◆ **SET EXERCISE**:
Gather every line from the entries below that includes "icon".

◆ **WORKING DATA**:
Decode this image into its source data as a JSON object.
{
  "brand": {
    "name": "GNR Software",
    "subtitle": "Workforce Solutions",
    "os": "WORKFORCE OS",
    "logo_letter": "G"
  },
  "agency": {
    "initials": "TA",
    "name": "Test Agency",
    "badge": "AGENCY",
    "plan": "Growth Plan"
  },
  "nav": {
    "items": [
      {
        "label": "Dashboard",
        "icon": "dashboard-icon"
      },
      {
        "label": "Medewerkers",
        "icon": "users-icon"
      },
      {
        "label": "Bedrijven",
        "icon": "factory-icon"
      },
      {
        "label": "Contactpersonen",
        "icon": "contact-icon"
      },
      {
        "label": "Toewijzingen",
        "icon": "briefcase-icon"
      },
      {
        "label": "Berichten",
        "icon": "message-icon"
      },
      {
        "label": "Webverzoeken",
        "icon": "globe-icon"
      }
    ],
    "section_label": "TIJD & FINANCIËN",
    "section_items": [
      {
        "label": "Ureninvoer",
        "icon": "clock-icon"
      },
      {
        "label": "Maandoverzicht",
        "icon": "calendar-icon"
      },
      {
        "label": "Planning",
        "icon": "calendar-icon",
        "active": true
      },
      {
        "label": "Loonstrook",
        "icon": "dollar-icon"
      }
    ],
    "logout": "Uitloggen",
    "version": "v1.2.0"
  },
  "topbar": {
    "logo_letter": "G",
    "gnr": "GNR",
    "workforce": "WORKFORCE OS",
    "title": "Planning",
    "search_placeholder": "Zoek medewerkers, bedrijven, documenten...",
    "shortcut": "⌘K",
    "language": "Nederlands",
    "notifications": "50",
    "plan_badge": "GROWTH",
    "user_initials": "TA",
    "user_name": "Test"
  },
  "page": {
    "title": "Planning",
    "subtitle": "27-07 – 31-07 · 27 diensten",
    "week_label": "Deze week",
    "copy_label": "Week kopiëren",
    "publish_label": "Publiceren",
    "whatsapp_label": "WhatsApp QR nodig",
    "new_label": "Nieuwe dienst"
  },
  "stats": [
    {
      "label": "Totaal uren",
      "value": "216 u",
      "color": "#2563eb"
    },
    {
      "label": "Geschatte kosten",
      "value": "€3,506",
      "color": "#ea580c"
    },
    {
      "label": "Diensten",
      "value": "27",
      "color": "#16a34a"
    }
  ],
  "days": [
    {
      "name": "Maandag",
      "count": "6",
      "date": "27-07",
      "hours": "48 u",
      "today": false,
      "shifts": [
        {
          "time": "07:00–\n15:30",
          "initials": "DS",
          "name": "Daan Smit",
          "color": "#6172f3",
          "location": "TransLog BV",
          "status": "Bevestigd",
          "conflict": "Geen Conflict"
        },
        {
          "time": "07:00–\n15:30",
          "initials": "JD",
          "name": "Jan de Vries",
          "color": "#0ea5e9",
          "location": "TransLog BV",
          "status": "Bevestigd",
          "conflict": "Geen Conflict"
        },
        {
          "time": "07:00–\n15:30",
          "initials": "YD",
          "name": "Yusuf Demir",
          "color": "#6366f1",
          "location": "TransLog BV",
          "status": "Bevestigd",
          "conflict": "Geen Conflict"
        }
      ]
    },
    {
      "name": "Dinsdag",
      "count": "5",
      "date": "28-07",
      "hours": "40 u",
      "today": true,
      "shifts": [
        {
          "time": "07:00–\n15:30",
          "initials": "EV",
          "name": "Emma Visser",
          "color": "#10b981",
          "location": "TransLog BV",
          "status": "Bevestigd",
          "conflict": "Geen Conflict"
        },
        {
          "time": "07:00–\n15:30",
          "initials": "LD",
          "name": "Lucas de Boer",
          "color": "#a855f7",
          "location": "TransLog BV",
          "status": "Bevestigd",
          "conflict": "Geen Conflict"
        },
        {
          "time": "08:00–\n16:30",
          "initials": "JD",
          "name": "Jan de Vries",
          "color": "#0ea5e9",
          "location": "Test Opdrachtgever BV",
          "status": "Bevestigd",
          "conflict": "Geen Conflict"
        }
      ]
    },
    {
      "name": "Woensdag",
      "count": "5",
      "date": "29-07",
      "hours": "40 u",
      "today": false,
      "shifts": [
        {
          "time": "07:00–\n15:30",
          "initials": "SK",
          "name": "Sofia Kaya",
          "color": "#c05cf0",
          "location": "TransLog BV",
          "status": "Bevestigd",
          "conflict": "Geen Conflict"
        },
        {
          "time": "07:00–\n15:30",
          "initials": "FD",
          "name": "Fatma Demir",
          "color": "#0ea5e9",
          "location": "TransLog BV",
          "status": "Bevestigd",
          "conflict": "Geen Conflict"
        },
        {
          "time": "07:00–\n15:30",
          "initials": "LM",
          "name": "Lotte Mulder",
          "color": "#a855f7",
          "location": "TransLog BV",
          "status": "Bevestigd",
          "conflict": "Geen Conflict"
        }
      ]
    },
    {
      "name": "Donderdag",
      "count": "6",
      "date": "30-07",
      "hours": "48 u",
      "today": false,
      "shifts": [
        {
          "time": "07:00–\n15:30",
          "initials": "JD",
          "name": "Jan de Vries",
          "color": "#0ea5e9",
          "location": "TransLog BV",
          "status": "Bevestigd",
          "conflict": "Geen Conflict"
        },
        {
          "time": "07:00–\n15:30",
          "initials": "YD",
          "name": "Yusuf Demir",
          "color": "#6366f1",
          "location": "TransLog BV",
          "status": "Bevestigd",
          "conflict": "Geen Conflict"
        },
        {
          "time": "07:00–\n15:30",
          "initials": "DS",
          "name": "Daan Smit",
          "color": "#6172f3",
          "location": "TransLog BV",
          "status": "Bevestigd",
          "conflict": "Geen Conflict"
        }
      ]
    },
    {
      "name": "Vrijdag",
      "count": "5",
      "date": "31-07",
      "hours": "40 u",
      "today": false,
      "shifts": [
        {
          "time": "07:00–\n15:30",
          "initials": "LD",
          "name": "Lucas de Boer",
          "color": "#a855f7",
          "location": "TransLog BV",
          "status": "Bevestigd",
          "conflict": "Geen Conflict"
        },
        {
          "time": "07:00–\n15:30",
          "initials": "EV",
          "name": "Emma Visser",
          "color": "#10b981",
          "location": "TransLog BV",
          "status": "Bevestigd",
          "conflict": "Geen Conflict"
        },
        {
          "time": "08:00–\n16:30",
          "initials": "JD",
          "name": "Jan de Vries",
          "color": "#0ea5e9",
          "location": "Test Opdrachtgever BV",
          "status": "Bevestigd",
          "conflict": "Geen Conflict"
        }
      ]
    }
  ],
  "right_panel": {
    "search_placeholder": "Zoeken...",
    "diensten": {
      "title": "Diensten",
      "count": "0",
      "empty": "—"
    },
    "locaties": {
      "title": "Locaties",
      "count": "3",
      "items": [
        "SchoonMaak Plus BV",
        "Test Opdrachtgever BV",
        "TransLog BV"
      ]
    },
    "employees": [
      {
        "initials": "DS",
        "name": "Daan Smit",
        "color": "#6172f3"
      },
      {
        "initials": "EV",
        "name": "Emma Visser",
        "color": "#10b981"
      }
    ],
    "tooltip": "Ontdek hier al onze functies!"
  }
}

◆ **IN RESPONSE**:
        "icon": "dashboard-icon"
        "icon": "users-icon"
        "icon": "factory-icon"
        "icon": "contact-icon"
        "icon": "briefcase-icon"
        "icon": "message-icon"
        "icon": "globe-icon"
        "icon": "clock-icon"
        "icon": "calendar-icon"
        "icon": "calendar-icon",
        "icon": "dollar-icon"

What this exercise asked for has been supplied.